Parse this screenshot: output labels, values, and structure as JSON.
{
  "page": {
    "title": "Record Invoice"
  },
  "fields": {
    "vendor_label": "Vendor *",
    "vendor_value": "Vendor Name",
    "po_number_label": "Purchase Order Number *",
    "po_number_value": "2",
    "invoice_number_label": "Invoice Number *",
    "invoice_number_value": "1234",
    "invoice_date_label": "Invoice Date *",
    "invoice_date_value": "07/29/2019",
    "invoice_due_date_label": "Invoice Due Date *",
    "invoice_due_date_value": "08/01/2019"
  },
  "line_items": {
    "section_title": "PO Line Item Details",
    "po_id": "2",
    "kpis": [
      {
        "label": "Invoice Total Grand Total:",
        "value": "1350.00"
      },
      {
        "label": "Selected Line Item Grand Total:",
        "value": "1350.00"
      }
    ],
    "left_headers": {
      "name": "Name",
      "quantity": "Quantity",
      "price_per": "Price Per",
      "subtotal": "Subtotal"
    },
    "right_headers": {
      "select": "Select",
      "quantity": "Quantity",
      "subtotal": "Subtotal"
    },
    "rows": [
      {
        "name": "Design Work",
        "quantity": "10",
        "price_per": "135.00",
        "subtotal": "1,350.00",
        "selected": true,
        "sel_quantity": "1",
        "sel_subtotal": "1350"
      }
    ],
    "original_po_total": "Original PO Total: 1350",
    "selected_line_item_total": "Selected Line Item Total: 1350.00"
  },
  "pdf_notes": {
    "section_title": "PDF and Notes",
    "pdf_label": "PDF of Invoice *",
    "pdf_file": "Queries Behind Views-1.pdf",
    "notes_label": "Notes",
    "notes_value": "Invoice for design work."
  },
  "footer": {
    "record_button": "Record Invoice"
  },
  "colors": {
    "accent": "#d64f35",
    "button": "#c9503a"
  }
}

* * *

◆ **Task brief**: Search the lines for the string "Vendor" and copy every line that has it.

◆ **Output for this exercise**:
    "vendor_label": "Vendor *",
    "vendor_value": "Vendor Name",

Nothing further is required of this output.